— start —

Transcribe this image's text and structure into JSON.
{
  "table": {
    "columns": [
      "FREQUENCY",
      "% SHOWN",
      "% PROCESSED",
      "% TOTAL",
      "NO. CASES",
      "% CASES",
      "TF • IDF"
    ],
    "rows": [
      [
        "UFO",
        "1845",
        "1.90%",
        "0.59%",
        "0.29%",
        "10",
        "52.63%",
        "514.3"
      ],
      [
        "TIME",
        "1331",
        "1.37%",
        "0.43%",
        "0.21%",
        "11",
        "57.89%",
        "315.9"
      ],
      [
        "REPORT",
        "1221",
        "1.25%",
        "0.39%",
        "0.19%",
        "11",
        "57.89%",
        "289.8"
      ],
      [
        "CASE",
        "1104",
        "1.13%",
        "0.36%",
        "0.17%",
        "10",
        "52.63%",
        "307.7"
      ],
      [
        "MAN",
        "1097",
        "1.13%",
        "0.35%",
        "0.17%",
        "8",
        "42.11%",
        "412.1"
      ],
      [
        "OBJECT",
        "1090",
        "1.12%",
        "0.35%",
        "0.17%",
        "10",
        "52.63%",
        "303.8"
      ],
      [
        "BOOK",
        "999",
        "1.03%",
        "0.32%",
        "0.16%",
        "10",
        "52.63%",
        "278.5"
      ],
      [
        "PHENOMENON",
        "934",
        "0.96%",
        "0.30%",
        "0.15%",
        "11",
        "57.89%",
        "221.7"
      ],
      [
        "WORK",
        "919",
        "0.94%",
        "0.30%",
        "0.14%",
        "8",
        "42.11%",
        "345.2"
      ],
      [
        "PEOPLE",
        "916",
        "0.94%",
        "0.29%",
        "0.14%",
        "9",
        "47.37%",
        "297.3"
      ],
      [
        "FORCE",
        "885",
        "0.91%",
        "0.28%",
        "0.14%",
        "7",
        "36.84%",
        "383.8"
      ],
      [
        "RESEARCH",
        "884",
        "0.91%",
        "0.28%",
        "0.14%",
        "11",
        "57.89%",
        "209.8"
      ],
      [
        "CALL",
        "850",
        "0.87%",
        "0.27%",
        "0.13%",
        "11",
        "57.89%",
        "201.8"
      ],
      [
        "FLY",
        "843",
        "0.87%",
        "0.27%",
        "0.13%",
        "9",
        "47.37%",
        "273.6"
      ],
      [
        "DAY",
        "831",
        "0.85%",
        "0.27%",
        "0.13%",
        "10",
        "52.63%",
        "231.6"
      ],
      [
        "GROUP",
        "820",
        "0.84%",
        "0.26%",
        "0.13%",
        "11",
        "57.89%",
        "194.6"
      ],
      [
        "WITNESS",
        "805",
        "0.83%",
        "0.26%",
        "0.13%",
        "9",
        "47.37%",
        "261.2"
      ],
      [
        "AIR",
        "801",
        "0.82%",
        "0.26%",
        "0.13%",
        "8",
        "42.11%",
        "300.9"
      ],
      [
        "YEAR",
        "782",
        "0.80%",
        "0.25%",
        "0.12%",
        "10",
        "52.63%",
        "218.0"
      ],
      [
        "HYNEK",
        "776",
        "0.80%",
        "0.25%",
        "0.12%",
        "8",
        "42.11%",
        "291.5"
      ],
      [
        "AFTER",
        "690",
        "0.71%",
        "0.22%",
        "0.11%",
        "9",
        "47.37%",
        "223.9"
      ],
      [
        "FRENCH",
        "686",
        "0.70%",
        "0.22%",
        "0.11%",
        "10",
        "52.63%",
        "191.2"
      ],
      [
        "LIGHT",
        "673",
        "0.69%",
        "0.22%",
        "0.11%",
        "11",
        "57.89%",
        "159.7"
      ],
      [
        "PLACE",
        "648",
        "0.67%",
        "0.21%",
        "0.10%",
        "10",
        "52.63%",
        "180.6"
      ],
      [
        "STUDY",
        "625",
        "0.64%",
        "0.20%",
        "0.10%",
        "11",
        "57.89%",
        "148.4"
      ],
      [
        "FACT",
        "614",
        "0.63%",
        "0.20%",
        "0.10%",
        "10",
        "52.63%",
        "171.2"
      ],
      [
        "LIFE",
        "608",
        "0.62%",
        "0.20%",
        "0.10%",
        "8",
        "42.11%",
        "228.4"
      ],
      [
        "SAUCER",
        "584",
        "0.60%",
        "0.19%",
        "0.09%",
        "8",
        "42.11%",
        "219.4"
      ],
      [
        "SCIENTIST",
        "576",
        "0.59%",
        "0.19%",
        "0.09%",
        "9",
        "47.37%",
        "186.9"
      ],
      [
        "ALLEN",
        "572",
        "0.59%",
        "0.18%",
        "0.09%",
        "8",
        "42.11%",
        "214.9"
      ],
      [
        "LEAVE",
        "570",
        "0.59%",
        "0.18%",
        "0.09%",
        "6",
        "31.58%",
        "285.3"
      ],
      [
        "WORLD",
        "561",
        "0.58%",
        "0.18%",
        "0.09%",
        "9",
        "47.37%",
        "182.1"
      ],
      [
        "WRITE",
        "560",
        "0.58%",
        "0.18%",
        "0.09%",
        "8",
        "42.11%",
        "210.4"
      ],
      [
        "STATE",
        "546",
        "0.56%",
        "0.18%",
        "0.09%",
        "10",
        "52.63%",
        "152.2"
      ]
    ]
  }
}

— end —

> [Aim]: Extract the complete listing above, reproducing each line exactly.

> [Solution to this task]:
Transcribe this image's text and structure into JSON.
{
  "table": {
    "columns": [
      "FREQUENCY",
      "% SHOWN",
      "% PROCESSED",
      "% TOTAL",
      "NO. CASES",
      "% CASES",
      "TF • IDF"
    ],
    "rows": [
      [
        "UFO",
        "1845",
        "1.90%",
        "0.59%",
        "0.29%",
        "10",
        "52.63%",
        "514.3"
      ],
      [
        "TIME",
        "1331",
        "1.37%",
        "0.43%",
        "0.21%",
        "11",
        "57.89%",
        "315.9"
      ],
      [
        "REPORT",
        "1221",
        "1.25%",
        "0.39%",
        "0.19%",
        "11",
        "57.89%",
        "289.8"
      ],
      [
        "CASE",
        "1104",
        "1.13%",
        "0.36%",
        "0.17%",
        "10",
        "52.63%",
        "307.7"
      ],
      [
        "MAN",
        "1097",
        "1.13%",
        "0.35%",
        "0.17%",
        "8",
        "42.11%",
        "412.1"
      ],
      [
        "OBJECT",
        "1090",
        "1.12%",
        "0.35%",
        "0.17%",
        "10",
        "52.63%",
        "303.8"
      ],
      [
        "BOOK",
        "999",
        "1.03%",
        "0.32%",
        "0.16%",
        "10",
        "52.63%",
        "278.5"
      ],
      [
        "PHENOMENON",
        "934",
        "0.96%",
        "0.30%",
        "0.15%",
        "11",
        "57.89%",
        "221.7"
      ],
      [
        "WORK",
        "919",
        "0.94%",
        "0.30%",
        "0.14%",
        "8",
        "42.11%",
        "345.2"
      ],
      [
        "PEOPLE",
        "916",
        "0.94%",
        "0.29%",
        "0.14%",
        "9",
        "47.37%",
        "297.3"
      ],
      [
        "FORCE",
        "885",
        "0.91%",
        "0.28%",
        "0.14%",
        "7",
        "36.84%",
        "383.8"
      ],
      [
        "RESEARCH",
        "884",
        "0.91%",
        "0.28%",
        "0.14%",
        "11",
        "57.89%",
        "209.8"
      ],
      [
        "CALL",
        "850",
        "0.87%",
        "0.27%",
        "0.13%",
        "11",
        "57.89%",
        "201.8"
      ],
      [
        "FLY",
        "843",
        "0.87%",
        "0.27%",
        "0.13%",
        "9",
        "47.37%",
        "273.6"
      ],
      [
        "DAY",
        "831",
        "0.85%",
        "0.27%",
        "0.13%",
        "10",
        "52.63%",
        "231.6"
      ],
      [
        "GROUP",
        "820",
        "0.84%",
        "0.26%",
        "0.13%",
        "11",
        "57.89%",
        "194.6"
      ],
      [
        "WITNESS",
        "805",
        "0.83%",
        "0.26%",
        "0.13%",
        "9",
        "47.37%",
        "261.2"
      ],
      [
        "AIR",
        "801",
        "0.82%",
        "0.26%",
        "0.13%",
        "8",
        "42.11%",
        "300.9"
      ],
      [
        "YEAR",
        "782",
        "0.80%",
        "0.25%",
        "0.12%",
        "10",
        "52.63%",
        "218.0"
      ],
      [
        "HYNEK",
        "776",
        "0.80%",
        "0.25%",
        "0.12%",
        "8",
        "42.11%",
        "291.5"
      ],
      [
        "AFTER",
        "690",
        "0.71%",
        "0.22%",
        "0.11%",
        "9",
        "47.37%",
        "223.9"
      ],
      [
        "FRENCH",
        "686",
        "0.70%",
        "0.22%",
        "0.11%",
        "10",
        "52.63%",
        "191.2"
      ],
      [
        "LIGHT",
        "673",
        "0.69%",
        "0.22%",
        "0.11%",
        "11",
        "57.89%",
        "159.7"
      ],
      [
        "PLACE",
        "648",
        "0.67%",
        "0.21%",
        "0.10%",
        "10",
        "52.63%",
        "180.6"
      ],
      [
        "STUDY",
        "625",
        "0.64%",
        "0.20%",
        "0.10%",
        "11",
        "57.89%",
        "148.4"
      ],
      [
        "FACT",
        "614",
        "0.63%",
        "0.20%",
        "0.10%",
        "10",
        "52.63%",
        "171.2"
      ],
      [
        "LIFE",
        "608",
        "0.62%",
        "0.20%",
        "0.10%",
        "8",
        "42.11%",
        "228.4"
      ],
      [
        "SAUCER",
        "584",
        "0.60%",
        "0.19%",
        "0.09%",
        "8",
        "42.11%",
        "219.4"
      ],
      [
        "SCIENTIST",
        "576",
        "0.59%",
        "0.19%",
        "0.09%",
        "9",
        "47.37%",
        "186.9"
      ],
      [
        "ALLEN",
        "572",
        "0.59%",
        "0.18%",
        "0.09%",
        "8",
        "42.11%",
        "214.9"
      ],
      [
        "LEAVE",
        "570",
        "0.59%",
        "0.18%",
        "0.09%",
        "6",
        "31.58%",
        "285.3"
      ],
      [
        "WORLD",
        "561",
        "0.58%",
        "0.18%",
        "0.09%",
        "9",
        "47.37%",
        "182.1"
      ],
      [
        "WRITE",
        "560",
        "0.58%",
        "0.18%",
        "0.09%",
        "8",
        "42.11%",
        "210.4"
      ],
      [
        "STATE",
        "546",
        "0.56%",
        "0.18%",
        "0.09%",
        "10",
        "52.63%",
        "152.2"
      ]
    ]
  }
}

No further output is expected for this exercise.